**Given problem**
Read the data and repeat all of it exactly.

**Excerpted records**
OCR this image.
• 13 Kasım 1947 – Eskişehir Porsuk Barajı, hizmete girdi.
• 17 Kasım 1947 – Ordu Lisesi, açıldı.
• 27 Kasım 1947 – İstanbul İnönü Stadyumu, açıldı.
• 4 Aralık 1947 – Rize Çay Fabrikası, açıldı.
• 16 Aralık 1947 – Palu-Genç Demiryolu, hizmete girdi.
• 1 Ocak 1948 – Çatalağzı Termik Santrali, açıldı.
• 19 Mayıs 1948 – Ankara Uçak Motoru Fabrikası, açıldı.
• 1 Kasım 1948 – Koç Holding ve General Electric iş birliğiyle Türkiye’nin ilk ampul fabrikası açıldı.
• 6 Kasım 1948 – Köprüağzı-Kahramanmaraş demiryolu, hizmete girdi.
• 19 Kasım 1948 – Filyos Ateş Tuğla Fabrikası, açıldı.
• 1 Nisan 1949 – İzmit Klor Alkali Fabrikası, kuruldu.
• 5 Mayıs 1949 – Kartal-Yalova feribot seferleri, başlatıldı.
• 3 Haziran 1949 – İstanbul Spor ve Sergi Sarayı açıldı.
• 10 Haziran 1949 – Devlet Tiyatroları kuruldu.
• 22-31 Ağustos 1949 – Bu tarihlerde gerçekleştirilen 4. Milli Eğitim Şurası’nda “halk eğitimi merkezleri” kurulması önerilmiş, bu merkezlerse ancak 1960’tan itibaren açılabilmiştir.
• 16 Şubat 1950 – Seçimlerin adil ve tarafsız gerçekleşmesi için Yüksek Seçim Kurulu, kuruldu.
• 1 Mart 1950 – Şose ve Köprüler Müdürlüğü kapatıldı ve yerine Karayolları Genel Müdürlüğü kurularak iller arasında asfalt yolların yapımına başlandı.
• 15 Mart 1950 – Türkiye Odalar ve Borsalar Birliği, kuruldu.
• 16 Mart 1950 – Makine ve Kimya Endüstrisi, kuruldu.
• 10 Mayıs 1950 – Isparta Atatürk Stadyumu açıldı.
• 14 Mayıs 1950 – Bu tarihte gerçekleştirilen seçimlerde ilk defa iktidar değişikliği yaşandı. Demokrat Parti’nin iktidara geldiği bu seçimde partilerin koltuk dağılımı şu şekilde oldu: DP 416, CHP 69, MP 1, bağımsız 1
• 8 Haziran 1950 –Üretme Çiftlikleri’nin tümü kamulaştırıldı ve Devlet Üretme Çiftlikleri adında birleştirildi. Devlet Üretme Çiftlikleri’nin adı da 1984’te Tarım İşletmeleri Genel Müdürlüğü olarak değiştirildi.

**Right answer**
OCR this image.
• 13 Kasım 1947 – Eskişehir Porsuk Barajı, hizmete girdi.
• 17 Kasım 1947 – Ordu Lisesi, açıldı.
• 27 Kasım 1947 – İstanbul İnönü Stadyumu, açıldı.
• 4 Aralık 1947 – Rize Çay Fabrikası, açıldı.
• 16 Aralık 1947 – Palu-Genç Demiryolu, hizmete girdi.
• 1 Ocak 1948 – Çatalağzı Termik Santrali, açıldı.
• 19 Mayıs 1948 – Ankara Uçak Motoru Fabrikası, açıldı.
• 1 Kasım 1948 – Koç Holding ve General Electric iş birliğiyle Türkiye’nin ilk ampul fabrikası açıldı.
• 6 Kasım 1948 – Köprüağzı-Kahramanmaraş demiryolu, hizmete girdi.
• 19 Kasım 1948 – Filyos Ateş Tuğla Fabrikası, açıldı.
• 1 Nisan 1949 – İzmit Klor Alkali Fabrikası, kuruldu.
• 5 Mayıs 1949 – Kartal-Yalova feribot seferleri, başlatıldı.
• 3 Haziran 1949 – İstanbul Spor ve Sergi Sarayı açıldı.
• 10 Haziran 1949 – Devlet Tiyatroları kuruldu.
• 22-31 Ağustos 1949 – Bu tarihlerde gerçekleştirilen 4. Milli Eğitim Şurası’nda “halk eğitimi merkezleri” kurulması önerilmiş, bu merkezlerse ancak 1960’tan itibaren açılabilmiştir.
• 16 Şubat 1950 – Seçimlerin adil ve tarafsız gerçekleşmesi için Yüksek Seçim Kurulu, kuruldu.
• 1 Mart 1950 – Şose ve Köprüler Müdürlüğü kapatıldı ve yerine Karayolları Genel Müdürlüğü kurularak iller arasında asfalt yolların yapımına başlandı.
• 15 Mart 1950 – Türkiye Odalar ve Borsalar Birliği, kuruldu.
• 16 Mart 1950 – Makine ve Kimya Endüstrisi, kuruldu.
• 10 Mayıs 1950 – Isparta Atatürk Stadyumu açıldı.
• 14 Mayıs 1950 – Bu tarihte gerçekleştirilen seçimlerde ilk defa iktidar değişikliği yaşandı. Demokrat Parti’nin iktidara geldiği bu seçimde partilerin koltuk dağılımı şu şekilde oldu: DP 416, CHP 69, MP 1, bağımsız 1
• 8 Haziran 1950 –Üretme Çiftlikleri’nin tümü kamulaştırıldı ve Devlet Üretme Çiftlikleri adında birleştirildi. Devlet Üretme Çiftlikleri’nin adı da 1984’te Tarım İşletmeleri Genel Müdürlüğü olarak değiştirildi.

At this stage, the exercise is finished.